» **POTONGAN DOKUMEN**
▼▼▼

Kontributor: Diketik oleh Abdul,
ejaan diedit oleh Ted Sprague (Maret 2008)
Kepada Panitia Kongres Rakyat Indonesia Bulan December 1948
Salinan: TEMPAT, 16 December 1948
Yth. Saudara-Saudari: ABIKUSNO TJOKROSUYOSO, CHAIRUL SALEH, SUKARNI DLL.
a/n Panitia “KONGRES RAKYAT INDONESIA” YOGYAKARTA
PANITIA YANG MULIA,
Sidang Yang Terhormat!
Bergembira bercampur sedih saya menerima surat undangan saudara Panitia
dengan perantaraan Sekertaris Umum, Saudara Chairul Saleh tertanggal 10
Desember 1948, dimana disampaikan permintaan Panitia kepada saya pada KONGRES
RAKYAT INDONESIA tanggal 24, 25, 26 Desember 1948 yang akan datang untuk
mengadakan PIDATO PENGANTAR (Inleidingsrede) berhubungan acara KONGRES, yaitu:
"PROKLAMASI TGL. 17 AGUSTUS 1945, ISI DAN PELAKSANAANNYA"

▲▲▲

» **KETERANGAN TUGAS**
Lanjutkan surat untuk panitia Kongres Rakyat Indonesia di atas, mulai sesudah judul pidato yang menjadi baris terakhirnya.

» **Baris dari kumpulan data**

▼▼▼

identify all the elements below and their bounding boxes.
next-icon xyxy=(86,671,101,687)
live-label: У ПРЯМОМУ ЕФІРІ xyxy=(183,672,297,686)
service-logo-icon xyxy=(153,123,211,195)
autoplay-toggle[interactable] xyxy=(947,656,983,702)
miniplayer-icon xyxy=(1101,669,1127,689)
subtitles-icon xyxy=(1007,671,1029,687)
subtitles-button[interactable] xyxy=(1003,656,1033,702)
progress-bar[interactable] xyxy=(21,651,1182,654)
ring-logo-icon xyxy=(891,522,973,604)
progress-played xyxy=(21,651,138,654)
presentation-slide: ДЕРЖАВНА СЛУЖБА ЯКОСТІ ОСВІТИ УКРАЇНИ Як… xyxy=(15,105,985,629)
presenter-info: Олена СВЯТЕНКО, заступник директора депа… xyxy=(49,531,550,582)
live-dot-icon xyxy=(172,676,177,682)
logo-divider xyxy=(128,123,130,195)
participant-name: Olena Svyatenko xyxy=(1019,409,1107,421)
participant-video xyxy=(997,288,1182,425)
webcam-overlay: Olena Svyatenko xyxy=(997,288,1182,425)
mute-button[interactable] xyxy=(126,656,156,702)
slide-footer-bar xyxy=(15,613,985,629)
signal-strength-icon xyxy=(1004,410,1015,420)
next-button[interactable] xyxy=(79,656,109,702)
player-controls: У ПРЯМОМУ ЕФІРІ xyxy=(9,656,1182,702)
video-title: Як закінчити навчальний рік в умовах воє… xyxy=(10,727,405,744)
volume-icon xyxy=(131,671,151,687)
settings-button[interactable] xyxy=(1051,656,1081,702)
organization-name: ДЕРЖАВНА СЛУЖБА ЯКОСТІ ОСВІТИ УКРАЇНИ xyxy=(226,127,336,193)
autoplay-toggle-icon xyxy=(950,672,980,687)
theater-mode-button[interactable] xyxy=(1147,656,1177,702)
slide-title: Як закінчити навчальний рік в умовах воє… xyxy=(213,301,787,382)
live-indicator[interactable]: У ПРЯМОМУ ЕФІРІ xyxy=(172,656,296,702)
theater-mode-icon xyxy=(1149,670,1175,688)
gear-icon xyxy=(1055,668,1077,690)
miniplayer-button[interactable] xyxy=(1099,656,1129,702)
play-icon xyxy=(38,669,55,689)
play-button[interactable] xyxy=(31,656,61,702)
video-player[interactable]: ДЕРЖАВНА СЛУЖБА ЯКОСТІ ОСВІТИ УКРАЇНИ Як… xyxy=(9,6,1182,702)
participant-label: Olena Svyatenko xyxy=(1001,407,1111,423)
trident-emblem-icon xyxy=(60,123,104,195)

▲▲▲

» **JAWABAN SOAL**
Gembira akan lahirnya KONGRES RAKYAT INDONESIA, yang sudah lama
ditunggu-tunggu itu. Tetapi sedih karena saya sendiri sangat berhalangan
mengunjungi KONGRES itu untuk mengucapkan PIDATO PENGANTAR itu dan cuma dapat
mengirimkan PIDATO TERTULIS kepada saudara-saudara, seperti saudara usulkan
juga, untuk dibacakan nanti di dalam sidang KONGRES. Bagaimanapun juga, saya
merasa lebih gembira daripada sedih, karena saya sedang berada dalam usaha
menyelenggarakan SESUATU yang saya harap dan percaya akan menjadi sumbangan
yang kuat bagi usaha saudara sekalian.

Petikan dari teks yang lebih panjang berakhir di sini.